**SUPPLIED RECORDS**.
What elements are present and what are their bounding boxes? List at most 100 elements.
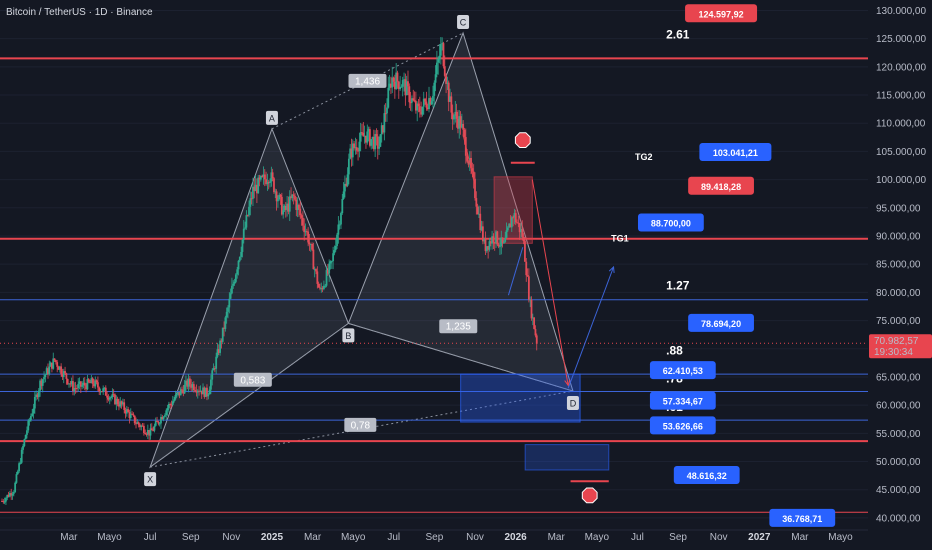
candle-body: [455, 111, 458, 119]
candle-body: [421, 106, 424, 115]
candle-body: [166, 407, 169, 411]
candle-body: [317, 283, 320, 288]
candle-body: [181, 389, 183, 391]
x-tick-label: Jul: [631, 532, 644, 543]
candle-body: [51, 362, 53, 369]
candle-body: [443, 66, 446, 76]
candle-body: [144, 432, 147, 434]
candle-body: [476, 206, 479, 215]
candle-body: [206, 387, 208, 397]
lower-zone-box: [524, 444, 610, 471]
candle-body: [213, 368, 216, 370]
candle-body: [279, 194, 282, 197]
candle-body: [531, 317, 534, 319]
candle-body: [81, 385, 84, 387]
candle-body: [143, 425, 145, 433]
candle-body: [107, 397, 110, 400]
y-axis[interactable]: 130.000,00 125.000,00 120.000,00 115.000,00…: [869, 6, 932, 524]
y-tick-label: 65.000,00: [876, 372, 921, 383]
candle-body: [103, 387, 106, 389]
ratio-bg: [348, 73, 387, 88]
candle-body: [417, 103, 420, 107]
pattern-point-c: C: [460, 18, 467, 28]
candle-body: [125, 409, 128, 414]
candle-body: [102, 388, 105, 392]
candle-body: [234, 274, 237, 282]
candle-body: [22, 445, 24, 450]
candle-body: [47, 368, 49, 375]
candle-body: [133, 415, 136, 424]
candle-body: [525, 261, 528, 276]
candle-body: [269, 181, 271, 183]
candle-body: [148, 430, 151, 436]
candle-body: [124, 409, 127, 414]
candle-body: [492, 236, 495, 243]
candle-body: [128, 411, 131, 418]
candle-body: [66, 378, 69, 384]
candle-body: [292, 194, 295, 196]
x-tick-label: Nov: [222, 532, 240, 543]
candle-body: [154, 420, 157, 426]
candle-body: [378, 146, 380, 149]
candle-body: [238, 256, 241, 261]
candle-body: [414, 100, 417, 111]
candle-body: [433, 82, 436, 96]
candle-body: [304, 231, 307, 233]
candle-body: [487, 246, 490, 250]
trend-segment-blue: [507, 247, 524, 296]
candle-body: [75, 388, 78, 390]
candle-body: [131, 413, 133, 415]
candle-body: [44, 374, 47, 378]
pattern-bcd: [347, 31, 574, 392]
candle-body: [514, 213, 517, 223]
candle-body: [273, 178, 275, 193]
candle-body: [361, 132, 363, 134]
x-tick-label: Nov: [710, 532, 728, 543]
ratio-label: 0,78: [351, 420, 371, 431]
candle-body: [366, 131, 369, 143]
candle-body: [56, 362, 59, 367]
candle-body: [123, 402, 126, 410]
pattern-point-x-bg: [144, 472, 157, 487]
candle-body: [316, 271, 319, 284]
candle-body: [371, 136, 374, 140]
candle-body: [177, 392, 179, 394]
candle-body: [422, 98, 425, 107]
candles-layer: [1, 37, 538, 505]
pattern-point-c-bg: [457, 15, 470, 30]
candle-body: [467, 161, 470, 165]
x-tick-label: 2026: [504, 532, 527, 543]
candle-body: [522, 236, 525, 242]
candle-body: [35, 394, 38, 398]
candle-body: [158, 423, 161, 425]
candle-body: [401, 80, 404, 87]
y-tick-label: 45.000,00: [876, 485, 921, 496]
ratio-label: 0,583: [240, 375, 265, 386]
candle-body: [116, 398, 119, 405]
candle-body: [271, 172, 274, 179]
candle-body: [156, 420, 158, 422]
candle-body: [287, 203, 290, 212]
x-axis[interactable]: Mar Mayo Jul Sep Nov 2025 Mar Mayo Jul Sep Nov 2026…: [0, 529, 868, 543]
candle-body: [249, 198, 252, 207]
candle-body: [388, 83, 391, 88]
price-tag-bg: [637, 213, 704, 232]
candle-body: [344, 183, 346, 192]
candle-body: [505, 230, 508, 238]
candle-body: [418, 106, 421, 112]
candle-body: [37, 390, 40, 398]
candle-body: [198, 390, 200, 392]
candle-body: [186, 380, 189, 387]
x-tick-label: Mar: [60, 532, 78, 543]
candle-body: [442, 43, 445, 67]
candle-body: [412, 98, 415, 101]
candle-body: [129, 413, 132, 418]
candle-body: [478, 213, 480, 215]
x-tick-label: 2027: [748, 532, 771, 543]
candle-body: [286, 203, 289, 210]
candle-body: [150, 428, 153, 431]
candle-body: [26, 430, 28, 435]
candle-body: [253, 186, 256, 192]
candle-body: [332, 253, 334, 262]
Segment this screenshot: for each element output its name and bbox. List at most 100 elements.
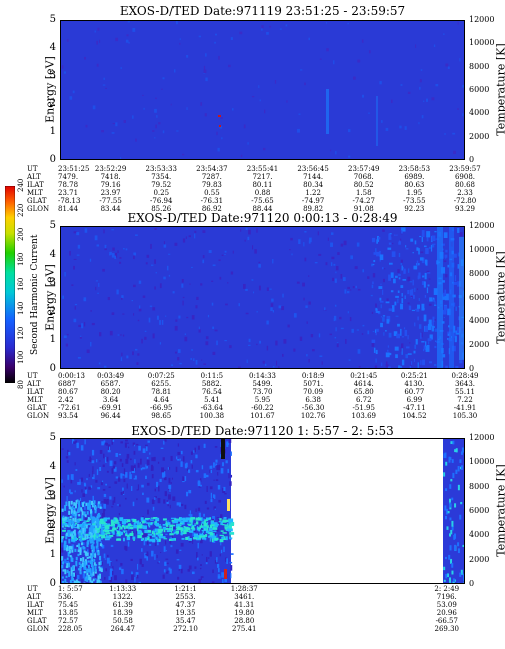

**GIVEN TASK**.
Retype the lines from the one containing "candle-body: [455, 111, 458, 119]" through the one containing "candle-body: [107, 397, 110, 400]", inclusive.

**CORRECT RESPONSE**.
candle-body: [455, 111, 458, 119]
candle-body: [421, 106, 424, 115]
candle-body: [166, 407, 169, 411]
candle-body: [317, 283, 320, 288]
candle-body: [181, 389, 183, 391]
x-tick-label: Jul: [631, 532, 644, 543]
candle-body: [51, 362, 53, 369]
candle-body: [443, 66, 446, 76]
candle-body: [144, 432, 147, 434]
candle-body: [476, 206, 479, 215]
candle-body: [206, 387, 208, 397]
lower-zone-box: [524, 444, 610, 471]
candle-body: [213, 368, 216, 370]
candle-body: [279, 194, 282, 197]
candle-body: [531, 317, 534, 319]
candle-body: [81, 385, 84, 387]
candle-body: [143, 425, 145, 433]
candle-body: [107, 397, 110, 400]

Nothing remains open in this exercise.